TESTO DI RIFERIMENTO:

□ □ □ □ □

Venezia patrimonio mondiale con o senza Unesco
Nella polemica politica si è inserito anche il sottosegretario alla Cultura, Vittorio Sgarbi. “Con o senza Unesco, Venezia resta patrimonio mondiale”. Solo un piccolo esempio casalingo sul grande business Unesco. Per poter inserire i prestigiosi colli del Prosecco trevigiano, sono stati sborsati circa 500 mila dollari. Anche il merletto di Burano ha chiesto il prestigioso marchio Unesco. Ma la vedo dura.
Sulla questione Unesco era intervenuta anche la Gabanelli
Molto corrosiva tre anni fa una ricerca di Milena Gabanelli apparsa sul Corriere della Sera: “L’Unesco certifica che siamo belli, ma alla tutela concreta devono pensarci gli Stati membri”. Il budget Unesco, con sede mondiale a Parigi dal 1946, parla chiaro. Dei 780 milioni di dollari garantiti dai sottoscrittori, oltre la metà vanno in stipendi e mantenimento uffici (319 milioni) e costi per l’istruzione (210 milioni). Sono un modesto 3% per la tutela del patrimonio.
Il filosofo Cacciari ha messo quindi il dito nella piaga
L’Italia può dire la sua. È il settimo finanziatore mondiale (con 13 milioni annui) e il primo al mondo (29 milioni) per contributi volontari. Siamo anche il paese con più siti. Ben 54 contro i 53 della immensa Cina. I patrimoni sono divisi in storici, naturali, immateriali (dal 2003, noi abbiamo la pizza…) e misti. Venezia e la sua laguna è da considerare patrimonio misto. Le annotazioni critiche in previsione del 45esimo World Heritage sono state diffuse giorni fa dal quotidiano parigino “Le Figaro”. I nuovi mali di Venezia sono il turismo becero di massa, il moto ondoso, le torri e le costruzioni maxi alberghiere a Mestre, i pericoli dovuti al cambiamento climatico e all’innalzamento marino.
Ora che faranno a settembre?
L’amministrazione comunale mette sul tavolo il programma già predisposto per il contributo d’accesso. Dopo anni di pausa Covid e l’eliminazione dei fastidiosi tornelli, è previsto per il 2024. Per le feste comandate: Pasqua, 25 aprile, primo maggio, ponte dei morti, ecc. Ci sarà un QrCode di 5/6 euro per i giorni più affollati. L’opposizione si era in parte già schierata. Per il contributo d’accesso la parola ai cittadini, si disse in una infuocata assemblea a Rialto e poi manifestazione a Campo Santa Margherita. Per il Pd il contributo d’accesso era “inadeguato e ininfluente”. Per il consigliere Marco Gasparinetti addirittura una “gabella medievale”. Nell’opposizione, solo la consigliera Cecilia Tonon di “Venezia è tua”, i disincentivi per i limitare i flussi, andavano bene.

□ □ □ □ □

(Dati per il rilevamento del layout dei documenti)
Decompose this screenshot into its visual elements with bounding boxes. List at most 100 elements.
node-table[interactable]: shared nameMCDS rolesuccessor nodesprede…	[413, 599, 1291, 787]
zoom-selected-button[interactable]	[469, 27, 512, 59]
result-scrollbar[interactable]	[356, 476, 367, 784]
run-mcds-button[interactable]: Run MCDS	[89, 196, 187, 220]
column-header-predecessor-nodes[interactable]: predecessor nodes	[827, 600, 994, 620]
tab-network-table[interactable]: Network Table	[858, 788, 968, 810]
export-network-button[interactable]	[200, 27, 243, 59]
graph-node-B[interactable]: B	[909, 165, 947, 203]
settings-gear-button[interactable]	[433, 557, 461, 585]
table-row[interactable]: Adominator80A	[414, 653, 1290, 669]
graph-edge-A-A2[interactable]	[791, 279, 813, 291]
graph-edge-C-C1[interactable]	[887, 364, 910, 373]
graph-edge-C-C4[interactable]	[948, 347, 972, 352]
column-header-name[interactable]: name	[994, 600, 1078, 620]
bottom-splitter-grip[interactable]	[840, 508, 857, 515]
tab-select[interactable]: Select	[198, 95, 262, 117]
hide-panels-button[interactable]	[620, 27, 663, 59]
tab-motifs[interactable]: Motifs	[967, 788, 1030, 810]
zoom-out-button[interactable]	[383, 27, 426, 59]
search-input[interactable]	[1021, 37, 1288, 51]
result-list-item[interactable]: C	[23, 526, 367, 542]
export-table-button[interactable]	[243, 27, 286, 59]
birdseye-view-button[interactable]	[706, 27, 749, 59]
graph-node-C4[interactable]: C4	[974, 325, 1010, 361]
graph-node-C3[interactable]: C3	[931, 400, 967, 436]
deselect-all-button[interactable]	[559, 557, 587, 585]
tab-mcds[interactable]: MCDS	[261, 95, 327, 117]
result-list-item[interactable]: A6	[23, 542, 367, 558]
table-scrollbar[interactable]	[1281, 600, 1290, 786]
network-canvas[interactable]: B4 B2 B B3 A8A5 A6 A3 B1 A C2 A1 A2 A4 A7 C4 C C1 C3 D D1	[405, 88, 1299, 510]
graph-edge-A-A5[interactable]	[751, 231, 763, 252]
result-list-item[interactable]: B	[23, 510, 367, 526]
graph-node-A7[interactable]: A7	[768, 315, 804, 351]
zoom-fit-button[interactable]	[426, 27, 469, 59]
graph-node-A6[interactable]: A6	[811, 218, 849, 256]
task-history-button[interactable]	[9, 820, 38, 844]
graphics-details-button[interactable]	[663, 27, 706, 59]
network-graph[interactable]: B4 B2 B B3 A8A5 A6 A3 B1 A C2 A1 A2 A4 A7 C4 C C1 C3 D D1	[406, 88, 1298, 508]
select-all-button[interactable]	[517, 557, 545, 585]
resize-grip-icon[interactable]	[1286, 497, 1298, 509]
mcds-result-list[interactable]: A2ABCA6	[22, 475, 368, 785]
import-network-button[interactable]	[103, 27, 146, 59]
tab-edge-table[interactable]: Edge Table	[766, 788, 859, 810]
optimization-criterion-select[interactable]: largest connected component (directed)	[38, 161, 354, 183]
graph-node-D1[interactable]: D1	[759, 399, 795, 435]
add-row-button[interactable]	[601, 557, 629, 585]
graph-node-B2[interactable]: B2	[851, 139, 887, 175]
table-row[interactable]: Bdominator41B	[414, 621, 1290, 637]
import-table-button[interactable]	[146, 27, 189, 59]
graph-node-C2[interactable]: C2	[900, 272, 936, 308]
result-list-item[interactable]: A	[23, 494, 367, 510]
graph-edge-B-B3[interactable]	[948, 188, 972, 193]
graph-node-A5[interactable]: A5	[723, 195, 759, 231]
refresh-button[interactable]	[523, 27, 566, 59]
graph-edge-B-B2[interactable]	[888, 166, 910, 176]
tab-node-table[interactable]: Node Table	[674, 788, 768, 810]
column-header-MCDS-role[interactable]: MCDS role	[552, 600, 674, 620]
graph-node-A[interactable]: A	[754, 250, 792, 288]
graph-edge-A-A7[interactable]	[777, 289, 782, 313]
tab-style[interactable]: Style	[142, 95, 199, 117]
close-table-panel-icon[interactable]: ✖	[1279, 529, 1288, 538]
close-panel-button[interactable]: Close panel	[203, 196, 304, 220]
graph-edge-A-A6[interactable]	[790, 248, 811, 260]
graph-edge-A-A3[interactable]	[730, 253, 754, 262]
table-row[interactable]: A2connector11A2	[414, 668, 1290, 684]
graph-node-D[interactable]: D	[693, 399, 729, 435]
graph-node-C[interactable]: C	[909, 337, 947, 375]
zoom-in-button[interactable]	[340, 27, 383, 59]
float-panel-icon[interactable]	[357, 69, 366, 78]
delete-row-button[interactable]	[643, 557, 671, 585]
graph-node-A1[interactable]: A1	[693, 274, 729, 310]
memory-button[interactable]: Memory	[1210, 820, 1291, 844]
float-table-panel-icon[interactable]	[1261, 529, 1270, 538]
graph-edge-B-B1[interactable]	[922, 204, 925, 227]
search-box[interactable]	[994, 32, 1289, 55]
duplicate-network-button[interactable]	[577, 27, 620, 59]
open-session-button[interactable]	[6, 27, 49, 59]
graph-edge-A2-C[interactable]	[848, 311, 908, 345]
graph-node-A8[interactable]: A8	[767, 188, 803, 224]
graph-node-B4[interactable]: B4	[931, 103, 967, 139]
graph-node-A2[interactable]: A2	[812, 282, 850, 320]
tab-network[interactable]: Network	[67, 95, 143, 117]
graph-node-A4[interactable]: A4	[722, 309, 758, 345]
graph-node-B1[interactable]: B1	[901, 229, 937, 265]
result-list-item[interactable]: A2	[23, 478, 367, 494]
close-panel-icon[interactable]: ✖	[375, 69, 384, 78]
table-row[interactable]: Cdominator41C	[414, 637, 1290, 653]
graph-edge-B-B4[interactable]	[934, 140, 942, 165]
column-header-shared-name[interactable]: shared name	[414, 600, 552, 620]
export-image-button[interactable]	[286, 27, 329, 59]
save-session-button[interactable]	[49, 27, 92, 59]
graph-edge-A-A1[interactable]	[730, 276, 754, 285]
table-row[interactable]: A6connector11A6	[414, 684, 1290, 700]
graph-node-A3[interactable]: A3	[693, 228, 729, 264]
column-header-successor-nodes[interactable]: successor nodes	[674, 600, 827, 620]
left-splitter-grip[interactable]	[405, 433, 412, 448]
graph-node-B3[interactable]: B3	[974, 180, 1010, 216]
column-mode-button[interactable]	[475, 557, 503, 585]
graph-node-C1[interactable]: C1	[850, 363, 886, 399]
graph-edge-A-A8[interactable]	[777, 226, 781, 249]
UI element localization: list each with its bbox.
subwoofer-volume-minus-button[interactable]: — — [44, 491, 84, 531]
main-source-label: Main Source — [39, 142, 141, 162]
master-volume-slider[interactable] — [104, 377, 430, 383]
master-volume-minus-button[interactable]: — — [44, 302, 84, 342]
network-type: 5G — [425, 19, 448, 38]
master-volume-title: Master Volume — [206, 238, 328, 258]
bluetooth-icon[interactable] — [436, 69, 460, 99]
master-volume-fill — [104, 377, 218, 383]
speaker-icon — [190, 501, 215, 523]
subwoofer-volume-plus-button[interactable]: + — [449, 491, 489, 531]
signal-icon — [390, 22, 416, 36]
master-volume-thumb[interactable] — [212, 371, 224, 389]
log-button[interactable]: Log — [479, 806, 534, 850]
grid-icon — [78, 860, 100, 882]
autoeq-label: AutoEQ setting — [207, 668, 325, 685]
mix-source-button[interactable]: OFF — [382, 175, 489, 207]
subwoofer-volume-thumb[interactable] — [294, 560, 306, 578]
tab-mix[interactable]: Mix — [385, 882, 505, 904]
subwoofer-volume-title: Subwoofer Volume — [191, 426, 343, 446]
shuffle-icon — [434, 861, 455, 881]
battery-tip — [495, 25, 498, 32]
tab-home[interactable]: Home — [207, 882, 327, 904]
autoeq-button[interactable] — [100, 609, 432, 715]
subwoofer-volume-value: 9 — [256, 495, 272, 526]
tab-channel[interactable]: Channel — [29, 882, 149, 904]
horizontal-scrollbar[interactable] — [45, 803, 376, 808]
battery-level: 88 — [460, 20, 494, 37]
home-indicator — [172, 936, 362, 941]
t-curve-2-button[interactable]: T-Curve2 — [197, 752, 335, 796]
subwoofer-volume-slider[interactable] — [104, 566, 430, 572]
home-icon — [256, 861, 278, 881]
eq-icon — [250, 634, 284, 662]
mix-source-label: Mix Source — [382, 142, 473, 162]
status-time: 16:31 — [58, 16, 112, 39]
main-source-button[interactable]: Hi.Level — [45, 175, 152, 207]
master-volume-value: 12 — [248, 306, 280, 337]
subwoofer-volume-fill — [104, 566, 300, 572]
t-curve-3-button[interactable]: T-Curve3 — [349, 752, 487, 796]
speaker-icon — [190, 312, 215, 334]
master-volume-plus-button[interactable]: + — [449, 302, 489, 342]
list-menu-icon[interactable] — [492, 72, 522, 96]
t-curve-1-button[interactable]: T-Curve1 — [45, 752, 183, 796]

□ □ □ □ □

CONSEGNA 1: Riscrivi il passo del testo su Venezia e l'Unesco che comincia con "Il filosofo Cacciari" e prosegue fino a "faranno a settembre?", sostituendo "Cina" con "India".
CONSEGNA 2: Continua il testo su Venezia e l'Unesco a partire dalla sua ultima frase.
Le voci sono materiale a sé, distinto dal testo.

SOLUZIONE 1:
Il filosofo Cacciari ha messo quindi il dito nella piaga
L’Italia può dire la sua. È il settimo finanziatore mondiale (con 13 milioni annui) e il primo al mondo (29 milioni) per contributi volontari. Siamo anche il paese con più siti. Ben 54 contro i 53 della immensa India. I patrimoni sono divisi in storici, naturali, immateriali (dal 2003, noi abbiamo la pizza…) e misti. Venezia e la sua laguna è da considerare patrimonio misto. Le annotazioni critiche in previsione del 45esimo World Heritage sono state diffuse giorni fa dal quotidiano parigino “Le Figaro”. I nuovi mali di Venezia sono il turismo becero di massa, il moto ondoso, le torri e le costruzioni maxi alberghiere a Mestre, i pericoli dovuti al cambiamento climatico e all’innalzamento marino.
Ora che faranno a settembre?

SOLUZIONE 2:
Con il nuovo intervento a gamba tesa dell’Unesco si attendono reazioni e polemiche
Da oltre 70 anni il centro storico perde abitanti. La cifra simbolo “49.999” cara a Venessia.com e alla farmacia di Campo San Bortolomio, è stata superata. La contesa ora è tra il numero dei posti letto per turisti (49.272) che appare in una libreria di Campo S.Margherita e i residenti (49.346). Il centro storico perde centinaia di abitanti ogni anno (oltre 8 mila negli ultimi dieci..). Tanti vecchi (oltre 5 mila tra ottantenni e novantenni), mentre il rapporto tra gli ultra 65enni (16.000 circa) supera di quattro volte i 15-20enni, circa 4 mila. Secondo una ricerca della Spi-Cgil, tre veneziani su dieci superano i 70 anni. Dati da patrimonio archeologico Unesco.
A cosa mirava l’Unesco
Il celebre rapporto su Venezia del 1969 (tre anni dopo la grande alluvione e sette dopo il celebre convegno del 1962 alla Fondazione Cini, dove si etichetta per la prima volta “il problema di Venezia”), l’Unesco puntava sulla conservazione dei monumenti, sull’ambiente, sul rapporto “perverso” tra centro storico-terraferma e zona industriale. Della sorte dei veneziani, all’epoca, nessun accenno.
E se l’Unesco avesse forzato la mano?
Per il prof. Amerigo Restucci, già rettore Iuav, il segnale del World Heritage Centre è stato “troppo secco”, per non dire antiquato. Insomma l’Unesco ha un po’ forzato la mano. C’è ancora tempo per rimediare. E da qui a settembre, discussioni e polemiche non mancheranno. Tra campi, calli e campielli, siamo abituati.